**WHAT IS NEEDED:** Only lines with the word "порядке" are needed; collect each of them from the listing below.

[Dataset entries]
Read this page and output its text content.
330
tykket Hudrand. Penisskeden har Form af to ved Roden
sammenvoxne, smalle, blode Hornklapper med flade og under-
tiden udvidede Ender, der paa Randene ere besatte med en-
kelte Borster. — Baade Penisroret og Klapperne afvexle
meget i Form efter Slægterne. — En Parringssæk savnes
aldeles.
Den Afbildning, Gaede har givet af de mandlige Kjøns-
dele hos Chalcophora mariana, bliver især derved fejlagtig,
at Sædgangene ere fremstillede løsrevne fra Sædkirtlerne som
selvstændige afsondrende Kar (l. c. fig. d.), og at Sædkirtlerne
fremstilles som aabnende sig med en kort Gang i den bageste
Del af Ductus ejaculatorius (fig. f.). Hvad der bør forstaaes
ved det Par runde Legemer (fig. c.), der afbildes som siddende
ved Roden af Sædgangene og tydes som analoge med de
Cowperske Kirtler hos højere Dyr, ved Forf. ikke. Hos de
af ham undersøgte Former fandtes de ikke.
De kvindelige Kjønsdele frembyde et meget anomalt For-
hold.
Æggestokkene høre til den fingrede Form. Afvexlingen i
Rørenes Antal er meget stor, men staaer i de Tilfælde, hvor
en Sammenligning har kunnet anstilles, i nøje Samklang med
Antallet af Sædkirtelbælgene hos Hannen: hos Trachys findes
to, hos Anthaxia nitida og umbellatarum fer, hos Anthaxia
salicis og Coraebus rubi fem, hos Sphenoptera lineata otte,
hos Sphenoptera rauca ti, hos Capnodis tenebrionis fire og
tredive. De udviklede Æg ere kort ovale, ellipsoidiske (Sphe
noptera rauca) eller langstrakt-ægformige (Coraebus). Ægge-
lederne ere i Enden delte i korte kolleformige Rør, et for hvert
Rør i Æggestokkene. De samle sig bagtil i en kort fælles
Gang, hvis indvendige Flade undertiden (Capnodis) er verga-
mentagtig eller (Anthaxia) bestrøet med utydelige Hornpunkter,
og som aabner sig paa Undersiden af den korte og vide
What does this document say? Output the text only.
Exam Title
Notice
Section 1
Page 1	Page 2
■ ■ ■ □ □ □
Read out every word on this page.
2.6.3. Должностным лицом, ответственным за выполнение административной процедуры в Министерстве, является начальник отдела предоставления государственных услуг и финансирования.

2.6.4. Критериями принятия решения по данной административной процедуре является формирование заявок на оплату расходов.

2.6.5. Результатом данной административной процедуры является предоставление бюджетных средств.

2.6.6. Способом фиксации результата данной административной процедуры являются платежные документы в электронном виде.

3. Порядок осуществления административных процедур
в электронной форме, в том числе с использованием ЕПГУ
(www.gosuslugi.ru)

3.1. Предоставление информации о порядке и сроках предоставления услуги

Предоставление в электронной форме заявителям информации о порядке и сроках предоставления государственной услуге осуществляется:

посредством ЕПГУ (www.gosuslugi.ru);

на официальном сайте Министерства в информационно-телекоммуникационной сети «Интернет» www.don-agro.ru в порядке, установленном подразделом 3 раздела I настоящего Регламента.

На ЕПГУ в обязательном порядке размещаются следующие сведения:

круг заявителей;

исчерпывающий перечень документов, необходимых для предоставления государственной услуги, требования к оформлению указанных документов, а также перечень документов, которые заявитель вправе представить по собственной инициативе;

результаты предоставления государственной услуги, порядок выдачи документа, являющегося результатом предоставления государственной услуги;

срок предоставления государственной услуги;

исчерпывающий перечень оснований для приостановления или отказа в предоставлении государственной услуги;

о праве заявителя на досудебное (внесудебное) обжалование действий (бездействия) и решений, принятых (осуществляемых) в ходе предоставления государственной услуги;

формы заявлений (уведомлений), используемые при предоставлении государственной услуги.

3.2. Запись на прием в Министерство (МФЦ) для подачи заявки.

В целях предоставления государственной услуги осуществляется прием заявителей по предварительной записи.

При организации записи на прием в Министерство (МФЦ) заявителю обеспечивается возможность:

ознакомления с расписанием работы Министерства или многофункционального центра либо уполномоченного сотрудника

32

**SOLVED EXERCISE:**
3.1. Предоставление информации о порядке и сроках предоставления услуги
Предоставление в электронной форме заявителям информации о порядке и сроках предоставления государственной услуге осуществляется:
на официальном сайте Министерства в информационно-телекоммуникационной сети «Интернет» www.don-agro.ru в порядке, установленном подразделом 3 раздела I настоящего Регламента.
На ЕПГУ в обязательном порядке размещаются следующие сведения:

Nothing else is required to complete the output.